■ DATA TO PROCESS
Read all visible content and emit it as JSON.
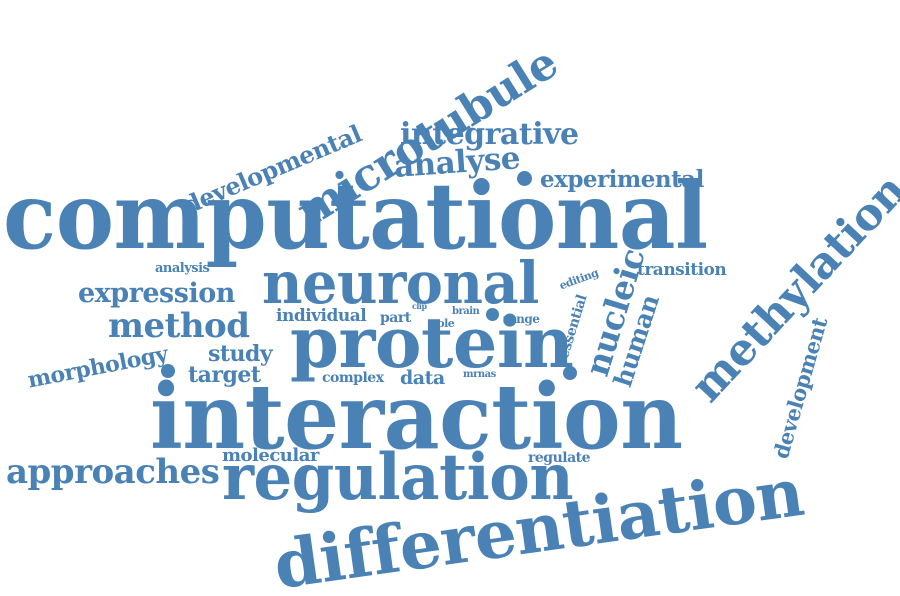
{
  "colors": {
    "word": "#4a82b6",
    "background": "#ffffff"
  },
  "words": {
    "computational": "computational",
    "interaction": "interaction",
    "differentiation": "differentiation",
    "protein": "protein",
    "neuronal": "neuronal",
    "regulation": "regulation",
    "microtubule": "microtubule",
    "methylation": "methylation",
    "approaches": "approaches",
    "method": "method",
    "expression": "expression",
    "integrative": "integrative",
    "developmental": "developmental",
    "analyse": "analyse",
    "experimental": "experimental",
    "nucleic": "nucleic",
    "human": "human",
    "development": "development",
    "morphology": "morphology",
    "study": "study",
    "target": "target",
    "individual": "individual",
    "molecular": "molecular",
    "data": "data",
    "transition": "transition",
    "essential": "essential",
    "complex": "complex",
    "regulate": "regulate",
    "analysis": "analysis",
    "part": "part",
    "editing": "editing",
    "role": "role",
    "brain": "brain",
    "range": "range",
    "clip": "clip",
    "mrnas": "mrnas"
  }
}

■ EXERCISE DESCRIPTION
The expected output is the full data above, reproduced exactly with no images.

■ TASK ANSWER
Read all visible content and emit it as JSON.
{
  "colors": {
    "word": "#4a82b6",
    "background": "#ffffff"
  },
  "words": {
    "computational": "computational",
    "interaction": "interaction",
    "differentiation": "differentiation",
    "protein": "protein",
    "neuronal": "neuronal",
    "regulation": "regulation",
    "microtubule": "microtubule",
    "methylation": "methylation",
    "approaches": "approaches",
    "method": "method",
    "expression": "expression",
    "integrative": "integrative",
    "developmental": "developmental",
    "analyse": "analyse",
    "experimental": "experimental",
    "nucleic": "nucleic",
    "human": "human",
    "development": "development",
    "morphology": "morphology",
    "study": "study",
    "target": "target",
    "individual": "individual",
    "molecular": "molecular",
    "data": "data",
    "transition": "transition",
    "essential": "essential",
    "complex": "complex",
    "regulate": "regulate",
    "analysis": "analysis",
    "part": "part",
    "editing": "editing",
    "role": "role",
    "brain": "brain",
    "range": "range",
    "clip": "clip",
    "mrnas": "mrnas"
  }
}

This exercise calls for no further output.